Given data:

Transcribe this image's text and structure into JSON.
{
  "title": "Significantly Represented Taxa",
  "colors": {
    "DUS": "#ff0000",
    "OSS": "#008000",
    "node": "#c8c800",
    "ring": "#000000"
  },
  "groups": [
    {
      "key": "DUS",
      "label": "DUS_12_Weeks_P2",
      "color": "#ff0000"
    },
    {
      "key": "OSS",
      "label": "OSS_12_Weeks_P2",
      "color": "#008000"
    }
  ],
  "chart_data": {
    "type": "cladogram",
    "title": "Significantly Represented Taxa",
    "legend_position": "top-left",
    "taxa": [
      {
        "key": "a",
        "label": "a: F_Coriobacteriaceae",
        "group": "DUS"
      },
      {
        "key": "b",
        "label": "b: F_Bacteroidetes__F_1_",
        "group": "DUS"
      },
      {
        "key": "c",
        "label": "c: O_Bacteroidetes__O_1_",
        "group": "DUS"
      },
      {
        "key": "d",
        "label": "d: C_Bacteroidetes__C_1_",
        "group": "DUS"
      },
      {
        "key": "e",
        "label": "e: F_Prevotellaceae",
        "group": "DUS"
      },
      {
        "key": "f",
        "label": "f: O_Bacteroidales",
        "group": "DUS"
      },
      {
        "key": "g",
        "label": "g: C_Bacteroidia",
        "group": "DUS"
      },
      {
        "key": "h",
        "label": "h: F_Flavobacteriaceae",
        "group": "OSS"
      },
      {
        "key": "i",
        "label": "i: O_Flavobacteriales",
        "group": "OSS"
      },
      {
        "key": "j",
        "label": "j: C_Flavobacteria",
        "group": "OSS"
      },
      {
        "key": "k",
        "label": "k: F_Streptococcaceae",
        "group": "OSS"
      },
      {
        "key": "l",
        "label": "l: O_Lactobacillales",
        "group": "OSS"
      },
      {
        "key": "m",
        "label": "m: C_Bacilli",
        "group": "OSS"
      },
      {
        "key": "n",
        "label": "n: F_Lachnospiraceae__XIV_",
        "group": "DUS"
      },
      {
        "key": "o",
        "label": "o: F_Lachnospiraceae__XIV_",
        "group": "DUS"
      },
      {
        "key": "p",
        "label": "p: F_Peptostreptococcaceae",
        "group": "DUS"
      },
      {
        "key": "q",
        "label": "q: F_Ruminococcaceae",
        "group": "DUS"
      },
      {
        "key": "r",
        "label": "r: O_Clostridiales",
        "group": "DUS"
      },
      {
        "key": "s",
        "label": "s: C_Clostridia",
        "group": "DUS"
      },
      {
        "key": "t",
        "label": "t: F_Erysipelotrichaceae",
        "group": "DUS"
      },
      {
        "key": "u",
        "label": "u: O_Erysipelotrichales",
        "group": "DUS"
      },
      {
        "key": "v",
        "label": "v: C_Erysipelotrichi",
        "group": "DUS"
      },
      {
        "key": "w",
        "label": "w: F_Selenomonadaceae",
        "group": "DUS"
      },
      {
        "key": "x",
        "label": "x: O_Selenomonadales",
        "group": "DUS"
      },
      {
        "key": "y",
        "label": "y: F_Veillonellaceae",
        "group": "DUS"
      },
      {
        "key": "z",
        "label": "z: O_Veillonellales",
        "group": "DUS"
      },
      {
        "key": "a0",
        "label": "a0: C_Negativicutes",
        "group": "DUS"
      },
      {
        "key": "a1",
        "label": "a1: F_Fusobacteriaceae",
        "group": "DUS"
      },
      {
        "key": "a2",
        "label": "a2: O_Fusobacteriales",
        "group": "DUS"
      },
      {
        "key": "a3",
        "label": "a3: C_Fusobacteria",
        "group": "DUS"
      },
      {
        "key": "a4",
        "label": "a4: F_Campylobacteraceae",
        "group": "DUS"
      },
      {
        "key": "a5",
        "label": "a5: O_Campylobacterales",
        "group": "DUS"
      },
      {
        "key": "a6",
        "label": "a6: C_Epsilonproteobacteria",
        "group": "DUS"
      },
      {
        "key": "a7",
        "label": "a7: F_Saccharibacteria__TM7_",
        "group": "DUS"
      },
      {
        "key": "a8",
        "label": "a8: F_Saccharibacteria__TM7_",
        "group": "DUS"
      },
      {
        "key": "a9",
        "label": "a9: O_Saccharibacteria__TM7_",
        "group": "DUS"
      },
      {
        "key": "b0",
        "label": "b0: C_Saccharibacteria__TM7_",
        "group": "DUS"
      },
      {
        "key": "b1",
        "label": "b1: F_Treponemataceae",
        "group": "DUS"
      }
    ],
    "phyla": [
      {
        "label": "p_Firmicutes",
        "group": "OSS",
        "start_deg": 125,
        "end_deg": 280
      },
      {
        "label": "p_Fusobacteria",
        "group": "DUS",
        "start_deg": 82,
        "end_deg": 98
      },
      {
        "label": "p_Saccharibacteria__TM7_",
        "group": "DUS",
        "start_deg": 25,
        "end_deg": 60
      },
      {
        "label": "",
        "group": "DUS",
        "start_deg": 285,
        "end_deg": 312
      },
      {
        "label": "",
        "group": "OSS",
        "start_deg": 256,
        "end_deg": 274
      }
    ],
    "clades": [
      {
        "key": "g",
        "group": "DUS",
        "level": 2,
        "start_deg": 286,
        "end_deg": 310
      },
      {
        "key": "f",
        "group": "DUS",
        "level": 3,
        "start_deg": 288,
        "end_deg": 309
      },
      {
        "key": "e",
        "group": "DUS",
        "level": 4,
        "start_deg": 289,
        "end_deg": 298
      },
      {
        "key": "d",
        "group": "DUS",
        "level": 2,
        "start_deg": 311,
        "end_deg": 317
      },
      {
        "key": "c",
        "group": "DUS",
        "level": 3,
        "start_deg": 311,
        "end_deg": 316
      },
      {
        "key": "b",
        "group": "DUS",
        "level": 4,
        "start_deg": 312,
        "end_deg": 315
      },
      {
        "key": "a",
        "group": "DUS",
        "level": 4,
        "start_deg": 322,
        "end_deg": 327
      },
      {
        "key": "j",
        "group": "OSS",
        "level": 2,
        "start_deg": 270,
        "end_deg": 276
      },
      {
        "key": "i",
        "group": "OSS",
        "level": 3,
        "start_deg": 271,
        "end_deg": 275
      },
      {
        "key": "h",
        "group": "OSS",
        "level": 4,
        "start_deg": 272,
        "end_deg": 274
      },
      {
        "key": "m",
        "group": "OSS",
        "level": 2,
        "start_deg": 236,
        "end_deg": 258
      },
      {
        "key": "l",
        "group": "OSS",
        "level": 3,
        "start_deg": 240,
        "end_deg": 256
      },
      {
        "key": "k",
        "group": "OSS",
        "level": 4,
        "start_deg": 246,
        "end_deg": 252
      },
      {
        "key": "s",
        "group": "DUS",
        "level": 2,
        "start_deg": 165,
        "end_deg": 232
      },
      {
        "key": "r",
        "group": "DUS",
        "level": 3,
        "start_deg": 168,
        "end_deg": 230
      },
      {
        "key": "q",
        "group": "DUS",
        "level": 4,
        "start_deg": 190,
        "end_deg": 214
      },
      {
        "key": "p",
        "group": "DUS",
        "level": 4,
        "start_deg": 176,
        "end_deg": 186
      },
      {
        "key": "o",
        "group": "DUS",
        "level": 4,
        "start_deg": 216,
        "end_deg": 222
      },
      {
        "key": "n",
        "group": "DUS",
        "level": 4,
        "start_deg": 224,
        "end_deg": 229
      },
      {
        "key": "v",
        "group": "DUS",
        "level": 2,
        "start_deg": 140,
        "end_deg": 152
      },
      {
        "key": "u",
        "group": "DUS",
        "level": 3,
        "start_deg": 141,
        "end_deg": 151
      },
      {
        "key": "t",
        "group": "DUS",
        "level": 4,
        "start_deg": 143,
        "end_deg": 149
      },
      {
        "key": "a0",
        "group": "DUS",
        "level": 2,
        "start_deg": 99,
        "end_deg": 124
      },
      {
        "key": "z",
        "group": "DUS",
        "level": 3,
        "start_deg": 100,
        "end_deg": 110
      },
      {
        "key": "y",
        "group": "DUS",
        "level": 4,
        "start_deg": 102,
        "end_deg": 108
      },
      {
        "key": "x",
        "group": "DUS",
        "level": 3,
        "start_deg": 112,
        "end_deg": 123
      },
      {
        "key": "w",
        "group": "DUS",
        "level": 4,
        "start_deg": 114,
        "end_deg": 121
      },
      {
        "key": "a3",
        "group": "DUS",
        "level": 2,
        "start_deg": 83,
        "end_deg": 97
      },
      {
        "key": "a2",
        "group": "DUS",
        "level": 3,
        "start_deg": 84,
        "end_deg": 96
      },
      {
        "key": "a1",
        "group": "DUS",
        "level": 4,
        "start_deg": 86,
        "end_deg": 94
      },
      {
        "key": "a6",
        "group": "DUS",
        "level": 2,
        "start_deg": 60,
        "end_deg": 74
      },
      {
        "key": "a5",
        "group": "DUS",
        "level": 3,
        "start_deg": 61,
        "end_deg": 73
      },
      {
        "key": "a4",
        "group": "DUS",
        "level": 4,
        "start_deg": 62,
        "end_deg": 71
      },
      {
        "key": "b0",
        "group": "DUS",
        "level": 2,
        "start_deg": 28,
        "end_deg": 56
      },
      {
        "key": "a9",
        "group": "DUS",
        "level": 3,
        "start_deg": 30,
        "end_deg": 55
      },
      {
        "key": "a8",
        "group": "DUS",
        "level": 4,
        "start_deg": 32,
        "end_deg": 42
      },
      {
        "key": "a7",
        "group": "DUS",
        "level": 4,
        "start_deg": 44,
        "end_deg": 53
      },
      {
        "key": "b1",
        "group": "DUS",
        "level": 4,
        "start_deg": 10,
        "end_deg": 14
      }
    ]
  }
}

What this task involves: In the listing above, count each line that holds the word "Significantly" and report the number alone.

Solved exercise: 2